• _Records shown_
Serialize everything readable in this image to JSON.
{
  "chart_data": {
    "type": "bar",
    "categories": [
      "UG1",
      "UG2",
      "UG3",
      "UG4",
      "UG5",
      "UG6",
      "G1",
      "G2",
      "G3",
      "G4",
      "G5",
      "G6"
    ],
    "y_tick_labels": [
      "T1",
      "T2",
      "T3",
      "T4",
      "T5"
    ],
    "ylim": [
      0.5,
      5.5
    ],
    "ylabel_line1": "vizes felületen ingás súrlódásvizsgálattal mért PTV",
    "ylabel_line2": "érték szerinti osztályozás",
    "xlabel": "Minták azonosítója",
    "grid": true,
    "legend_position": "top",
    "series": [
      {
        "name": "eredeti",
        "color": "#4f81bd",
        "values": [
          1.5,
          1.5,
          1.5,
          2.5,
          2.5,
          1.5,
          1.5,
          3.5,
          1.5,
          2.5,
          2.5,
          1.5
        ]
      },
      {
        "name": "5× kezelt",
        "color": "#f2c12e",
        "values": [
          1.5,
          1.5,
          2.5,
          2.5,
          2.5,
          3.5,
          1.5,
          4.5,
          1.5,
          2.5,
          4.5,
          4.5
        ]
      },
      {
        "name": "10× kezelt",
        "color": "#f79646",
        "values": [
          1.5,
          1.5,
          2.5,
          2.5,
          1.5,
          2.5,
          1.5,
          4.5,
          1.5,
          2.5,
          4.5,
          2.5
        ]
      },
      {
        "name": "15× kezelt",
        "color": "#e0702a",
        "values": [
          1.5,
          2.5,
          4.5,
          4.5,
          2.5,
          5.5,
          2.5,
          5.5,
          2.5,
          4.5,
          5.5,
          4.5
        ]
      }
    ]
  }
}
--
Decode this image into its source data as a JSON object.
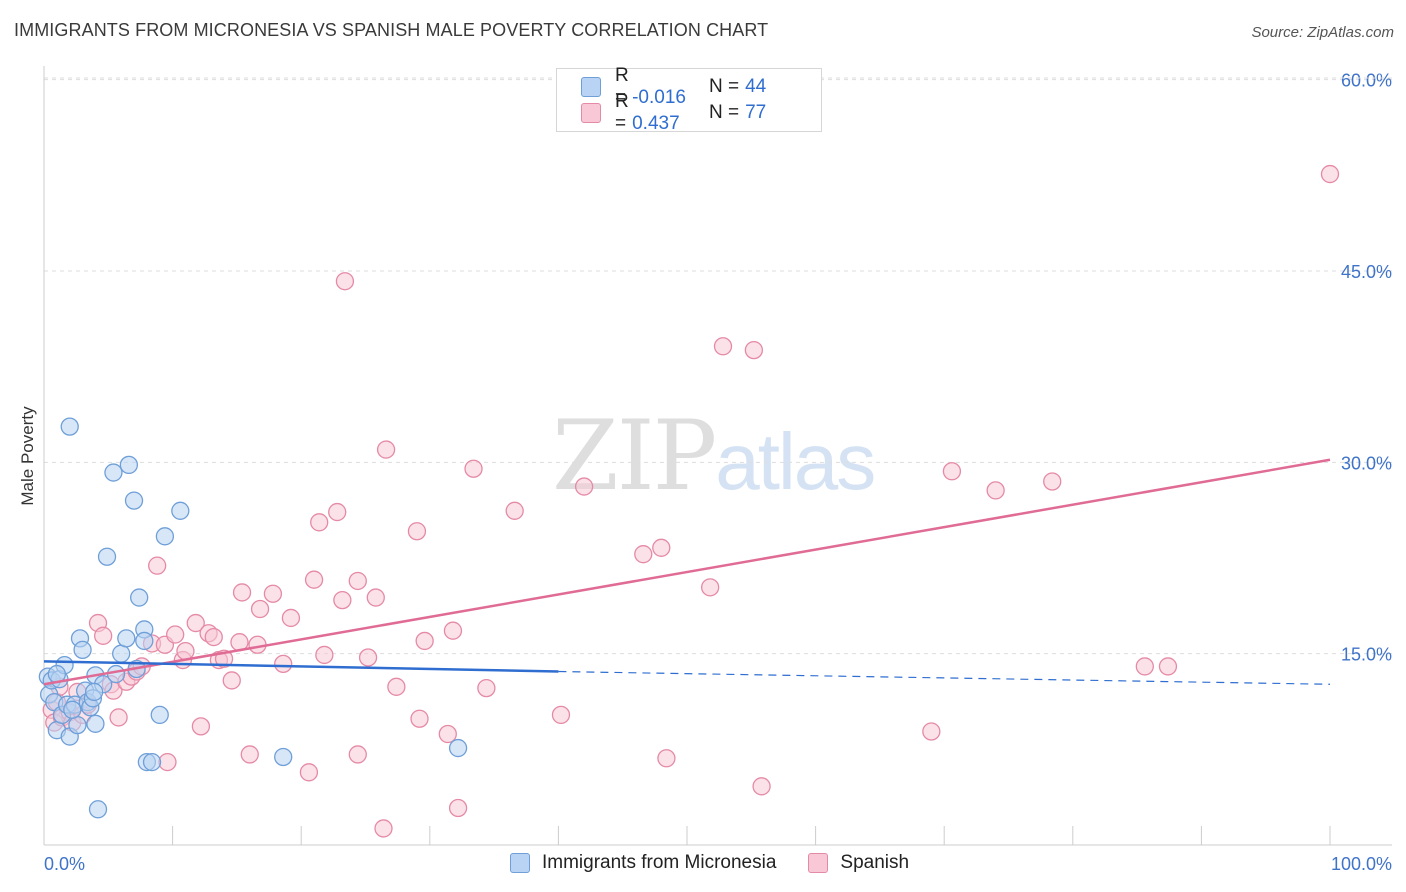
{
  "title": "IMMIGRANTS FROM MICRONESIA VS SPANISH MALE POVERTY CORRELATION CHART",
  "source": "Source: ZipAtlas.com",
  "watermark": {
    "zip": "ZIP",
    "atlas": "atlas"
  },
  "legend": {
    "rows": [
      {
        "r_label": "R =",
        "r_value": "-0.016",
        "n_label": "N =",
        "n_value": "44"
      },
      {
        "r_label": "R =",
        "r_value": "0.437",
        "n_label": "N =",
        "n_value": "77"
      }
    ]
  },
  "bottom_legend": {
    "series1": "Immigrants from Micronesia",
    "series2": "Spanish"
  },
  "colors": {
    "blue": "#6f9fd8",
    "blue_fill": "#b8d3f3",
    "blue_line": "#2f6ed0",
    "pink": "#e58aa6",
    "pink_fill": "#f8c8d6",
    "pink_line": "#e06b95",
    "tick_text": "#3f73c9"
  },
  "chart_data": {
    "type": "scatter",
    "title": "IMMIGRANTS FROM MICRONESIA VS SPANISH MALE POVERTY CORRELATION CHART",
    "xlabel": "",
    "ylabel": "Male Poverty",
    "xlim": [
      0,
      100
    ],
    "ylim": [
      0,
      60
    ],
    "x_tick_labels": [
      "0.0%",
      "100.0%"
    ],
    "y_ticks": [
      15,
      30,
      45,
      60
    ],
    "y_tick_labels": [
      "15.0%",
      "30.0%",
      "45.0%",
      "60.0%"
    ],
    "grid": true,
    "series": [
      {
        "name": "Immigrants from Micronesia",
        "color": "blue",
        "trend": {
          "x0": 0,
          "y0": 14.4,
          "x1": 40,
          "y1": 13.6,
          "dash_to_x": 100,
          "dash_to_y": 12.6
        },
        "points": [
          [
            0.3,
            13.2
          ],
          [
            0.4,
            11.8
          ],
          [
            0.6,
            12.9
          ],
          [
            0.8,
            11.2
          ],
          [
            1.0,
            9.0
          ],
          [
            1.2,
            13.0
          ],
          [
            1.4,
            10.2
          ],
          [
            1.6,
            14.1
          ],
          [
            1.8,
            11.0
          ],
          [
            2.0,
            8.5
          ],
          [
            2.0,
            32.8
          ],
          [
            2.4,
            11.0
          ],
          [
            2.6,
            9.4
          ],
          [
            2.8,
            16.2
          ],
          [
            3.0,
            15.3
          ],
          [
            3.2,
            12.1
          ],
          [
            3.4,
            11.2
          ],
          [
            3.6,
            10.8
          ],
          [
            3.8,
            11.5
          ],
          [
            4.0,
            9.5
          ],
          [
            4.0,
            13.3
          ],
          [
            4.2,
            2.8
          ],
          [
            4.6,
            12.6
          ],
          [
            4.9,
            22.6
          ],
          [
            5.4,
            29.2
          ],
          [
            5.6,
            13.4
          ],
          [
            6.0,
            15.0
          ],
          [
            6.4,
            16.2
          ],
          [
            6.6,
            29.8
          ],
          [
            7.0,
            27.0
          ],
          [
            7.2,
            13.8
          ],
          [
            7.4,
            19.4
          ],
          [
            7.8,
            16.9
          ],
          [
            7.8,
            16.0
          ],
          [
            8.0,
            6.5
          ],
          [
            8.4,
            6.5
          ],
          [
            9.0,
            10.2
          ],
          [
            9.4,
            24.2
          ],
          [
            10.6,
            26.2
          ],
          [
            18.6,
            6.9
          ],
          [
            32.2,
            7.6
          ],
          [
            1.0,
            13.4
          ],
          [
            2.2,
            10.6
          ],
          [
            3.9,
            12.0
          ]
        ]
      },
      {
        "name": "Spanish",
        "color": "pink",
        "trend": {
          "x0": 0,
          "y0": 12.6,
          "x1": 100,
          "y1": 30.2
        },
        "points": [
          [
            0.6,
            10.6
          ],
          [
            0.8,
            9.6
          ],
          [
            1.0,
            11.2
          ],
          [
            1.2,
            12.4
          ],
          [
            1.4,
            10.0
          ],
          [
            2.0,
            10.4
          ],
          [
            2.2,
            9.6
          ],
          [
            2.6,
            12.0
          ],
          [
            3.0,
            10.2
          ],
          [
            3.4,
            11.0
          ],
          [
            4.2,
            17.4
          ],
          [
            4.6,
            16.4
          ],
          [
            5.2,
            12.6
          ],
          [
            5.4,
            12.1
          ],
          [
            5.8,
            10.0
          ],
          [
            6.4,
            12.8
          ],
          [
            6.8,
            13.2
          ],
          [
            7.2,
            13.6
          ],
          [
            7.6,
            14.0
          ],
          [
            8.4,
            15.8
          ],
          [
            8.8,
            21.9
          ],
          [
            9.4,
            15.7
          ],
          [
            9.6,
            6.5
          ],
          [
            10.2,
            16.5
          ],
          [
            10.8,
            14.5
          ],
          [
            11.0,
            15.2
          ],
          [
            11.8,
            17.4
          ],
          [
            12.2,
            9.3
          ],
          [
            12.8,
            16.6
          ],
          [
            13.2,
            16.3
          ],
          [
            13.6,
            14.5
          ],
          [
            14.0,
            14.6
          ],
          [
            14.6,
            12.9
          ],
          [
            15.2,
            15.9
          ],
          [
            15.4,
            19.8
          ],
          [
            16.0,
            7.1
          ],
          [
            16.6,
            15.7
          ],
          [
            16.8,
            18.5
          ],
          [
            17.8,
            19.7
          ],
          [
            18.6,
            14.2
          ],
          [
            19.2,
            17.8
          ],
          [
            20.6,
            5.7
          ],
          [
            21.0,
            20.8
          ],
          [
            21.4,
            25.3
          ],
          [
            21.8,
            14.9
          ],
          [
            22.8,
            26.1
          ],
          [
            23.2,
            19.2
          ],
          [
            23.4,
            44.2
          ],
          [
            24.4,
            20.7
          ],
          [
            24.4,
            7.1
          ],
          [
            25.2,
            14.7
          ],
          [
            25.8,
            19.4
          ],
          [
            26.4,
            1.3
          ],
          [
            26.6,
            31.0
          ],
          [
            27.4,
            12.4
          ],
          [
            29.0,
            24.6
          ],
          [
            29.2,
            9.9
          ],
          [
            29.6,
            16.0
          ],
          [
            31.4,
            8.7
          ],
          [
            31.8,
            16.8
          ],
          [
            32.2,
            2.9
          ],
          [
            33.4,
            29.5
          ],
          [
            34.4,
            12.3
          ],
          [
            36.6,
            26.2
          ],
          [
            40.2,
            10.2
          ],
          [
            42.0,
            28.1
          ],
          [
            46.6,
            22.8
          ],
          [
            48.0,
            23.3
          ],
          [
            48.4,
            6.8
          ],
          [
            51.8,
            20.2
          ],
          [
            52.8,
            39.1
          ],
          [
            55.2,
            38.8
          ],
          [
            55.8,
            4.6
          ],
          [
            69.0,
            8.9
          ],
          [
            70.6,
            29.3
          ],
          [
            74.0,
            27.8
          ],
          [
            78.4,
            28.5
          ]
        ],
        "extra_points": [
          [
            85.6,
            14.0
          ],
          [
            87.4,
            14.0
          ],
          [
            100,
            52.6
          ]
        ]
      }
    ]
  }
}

• _Exercise goal_
Write out each line of the data that holds the string "CORRELATION".

• _Worked solution_
  "title": "IMMIGRANTS FROM MICRONESIA VS SPANISH MALE POVERTY CORRELATION CHART",
    "title": "IMMIGRANTS FROM MICRONESIA VS SPANISH MALE POVERTY CORRELATION CHART",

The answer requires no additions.